→ Data for this task:
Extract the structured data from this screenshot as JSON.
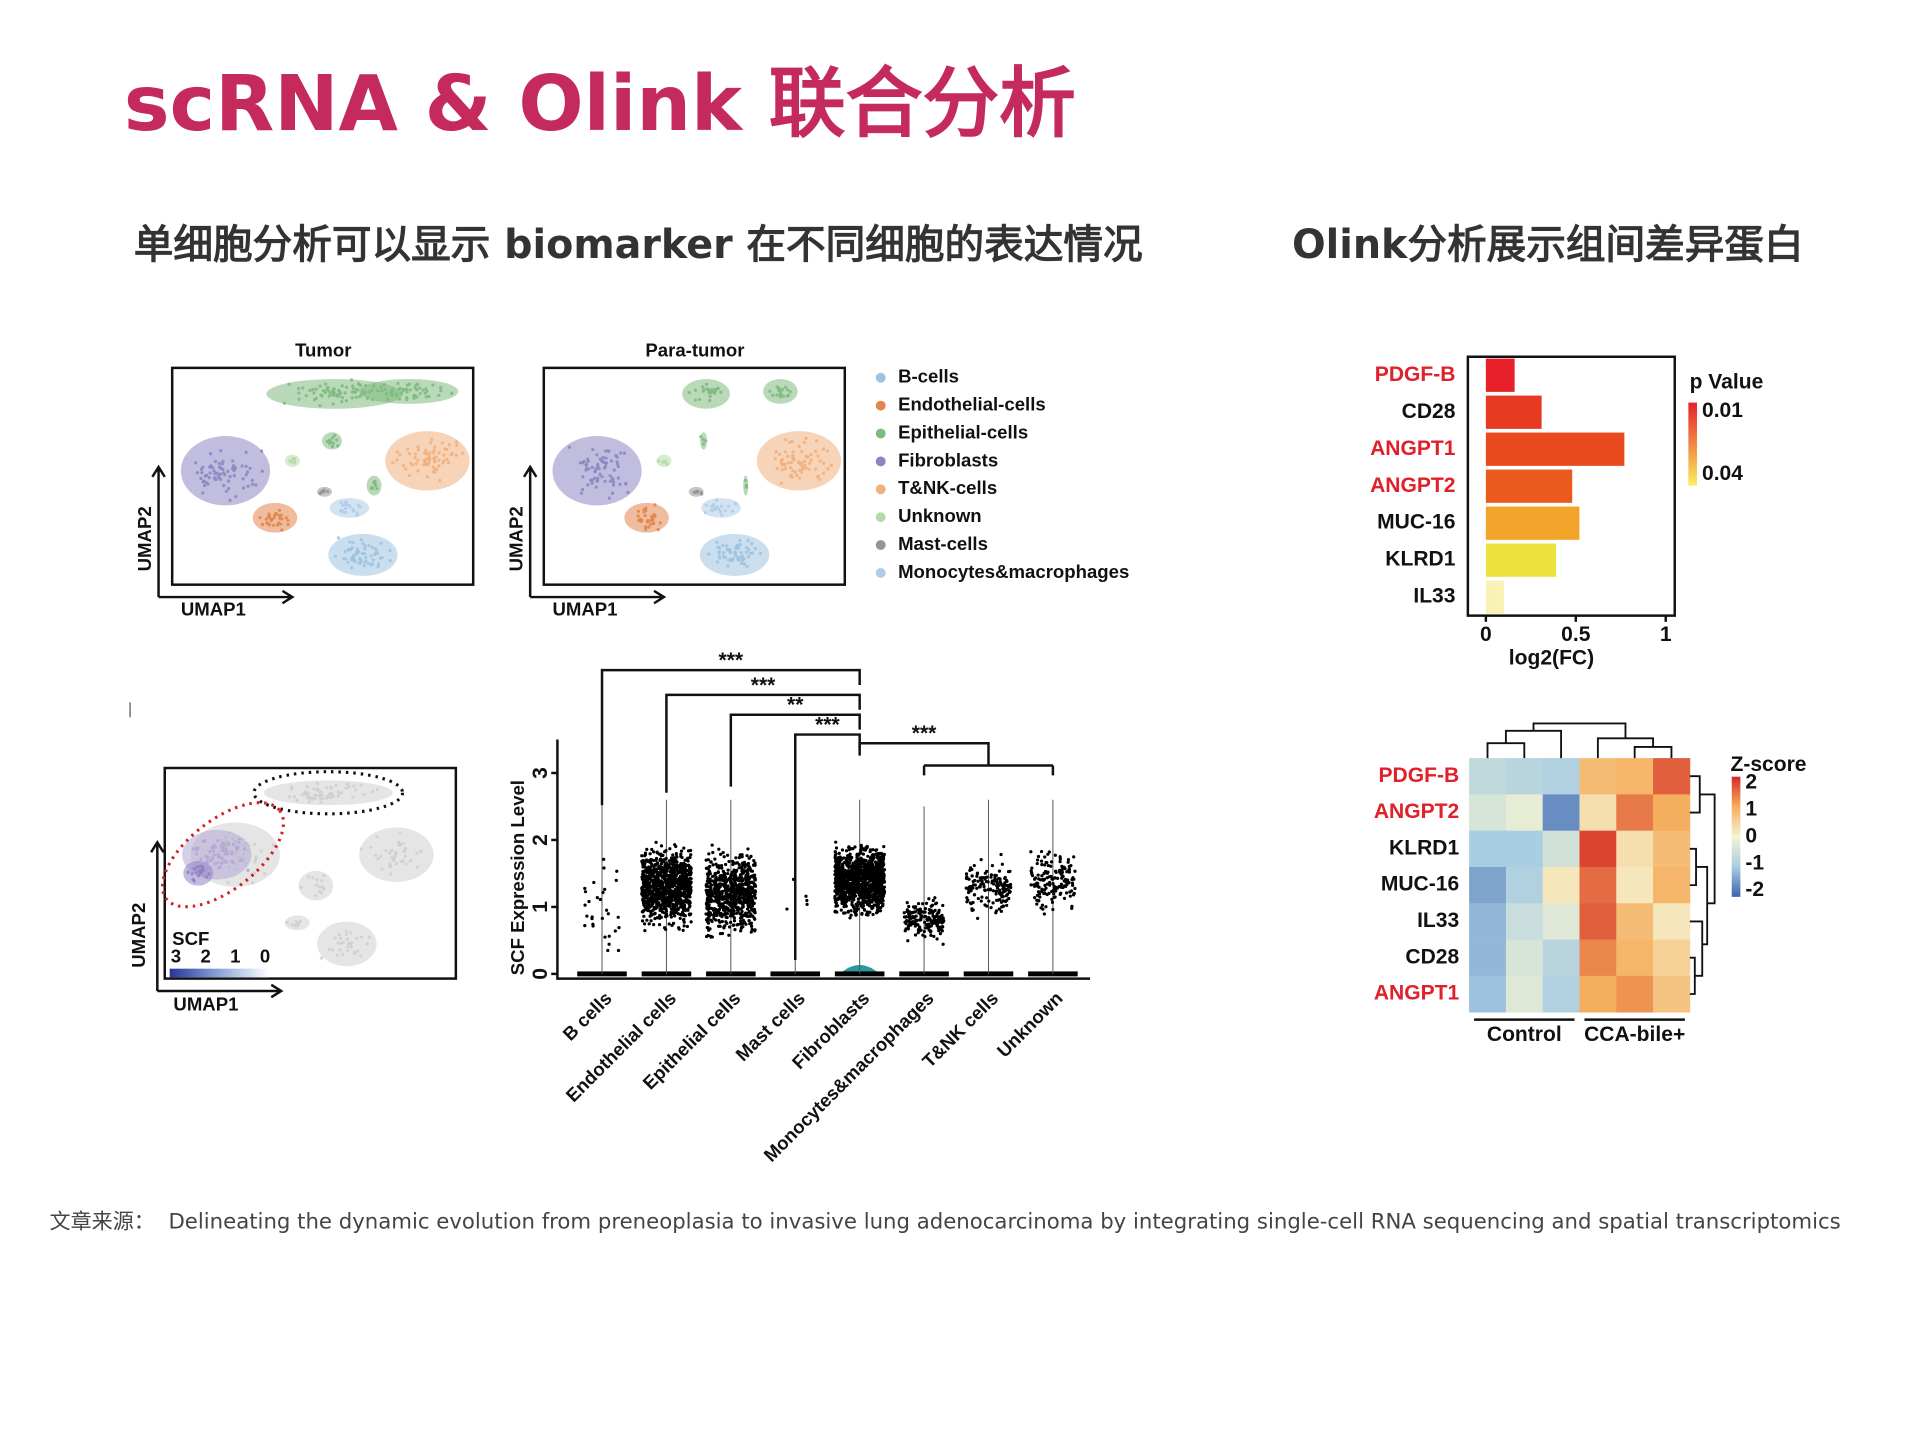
{
  "header": {
    "title": "scRNA & Olink 联合分析"
  },
  "sections": {
    "left_heading": "单细胞分析可以显示 biomarker 在不同细胞的表达情况",
    "right_heading": "Olink分析展示组间差异蛋白"
  },
  "umap": {
    "panels": [
      "Tumor",
      "Para-tumor"
    ],
    "x_label": "UMAP1",
    "y_label": "UMAP2",
    "legend": [
      {
        "name": "B-cells",
        "color": "#9ec3e0"
      },
      {
        "name": "Endothelial-cells",
        "color": "#e2864f"
      },
      {
        "name": "Epithelial-cells",
        "color": "#7fba7f"
      },
      {
        "name": "Fibroblasts",
        "color": "#8e86c2"
      },
      {
        "name": "T&NK-cells",
        "color": "#f0b07e"
      },
      {
        "name": "Unknown",
        "color": "#b4dcaa"
      },
      {
        "name": "Mast-cells",
        "color": "#959595"
      },
      {
        "name": "Monocytes&macrophages",
        "color": "#b0cce8"
      }
    ],
    "scf_label": "SCF",
    "scf_ticks": [
      3,
      2,
      1,
      0
    ]
  },
  "chart_data": [
    {
      "type": "barh",
      "categories": [
        "PDGF-B",
        "CD28",
        "ANGPT1",
        "ANGPT2",
        "MUC-16",
        "KLRD1",
        "IL33"
      ],
      "values": [
        0.16,
        0.31,
        0.77,
        0.48,
        0.52,
        0.39,
        0.1
      ],
      "colors": [
        "#e8202a",
        "#e83a22",
        "#e84a1e",
        "#ea5a1c",
        "#f2a42a",
        "#ece23c",
        "#f8f2b4"
      ],
      "label_colors": [
        "#e0202a",
        "#111111",
        "#e0202a",
        "#e0202a",
        "#111111",
        "#111111",
        "#111111"
      ],
      "xlim": [
        -0.1,
        1.05
      ],
      "xticks": [
        0,
        0.5,
        1
      ],
      "x_label": "log2(FC)",
      "legend_title": "p Value",
      "colorbar_colors": [
        "#e8202a",
        "#f8f060"
      ],
      "colorbar_ticks": [
        0.01,
        0.04
      ]
    },
    {
      "type": "heatmap",
      "rows": [
        "PDGF-B",
        "ANGPT2",
        "KLRD1",
        "MUC-16",
        "IL33",
        "CD28",
        "ANGPT1"
      ],
      "label_colors": [
        "#e0202a",
        "#e0202a",
        "#111111",
        "#111111",
        "#111111",
        "#111111",
        "#e0202a"
      ],
      "groups": [
        "Control",
        "CCA-bile+"
      ],
      "values": [
        [
          -0.7,
          -0.8,
          -0.9,
          0.8,
          0.9,
          1.6
        ],
        [
          -0.4,
          -0.2,
          -1.6,
          0.3,
          1.4,
          1.0
        ],
        [
          -1.0,
          -1.0,
          -0.5,
          1.8,
          0.3,
          0.8
        ],
        [
          -1.4,
          -0.9,
          0.2,
          1.5,
          0.2,
          0.9
        ],
        [
          -1.2,
          -0.6,
          -0.3,
          1.6,
          0.8,
          0.2
        ],
        [
          -1.2,
          -0.4,
          -0.8,
          1.3,
          0.9,
          0.5
        ],
        [
          -1.1,
          -0.3,
          -0.9,
          1.0,
          1.2,
          0.7
        ]
      ],
      "legend_title": "Z-score",
      "zlim": [
        -2,
        2
      ],
      "zticks": [
        2,
        1,
        0,
        -1,
        -2
      ],
      "colorscale": [
        "#3d63ad",
        "#a9cde2",
        "#f6f4d2",
        "#f5ae5e",
        "#d42a26"
      ]
    },
    {
      "type": "strip",
      "y_label": "SCF Expression Level",
      "categories": [
        "B cells",
        "Endothelial cells",
        "Epithelial cells",
        "Mast cells",
        "Fibroblasts",
        "Monocytes&macrophages",
        "T&NK cells",
        "Unknown"
      ],
      "ylim": [
        -0.07,
        3.5
      ],
      "yticks": [
        0,
        1,
        2,
        3
      ],
      "significance": [
        "***",
        "***",
        "**",
        "***",
        "***"
      ]
    }
  ],
  "footer": {
    "source_label": "文章来源：",
    "source": "Delineating the dynamic evolution from preneoplasia to invasive lung adenocarcinoma by integrating single-cell RNA sequencing and spatial transcriptomics"
  }
}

→ Task statement: How many of the lines above include the string "macrophages"? Answer with the number only.

→ Output of the task: 2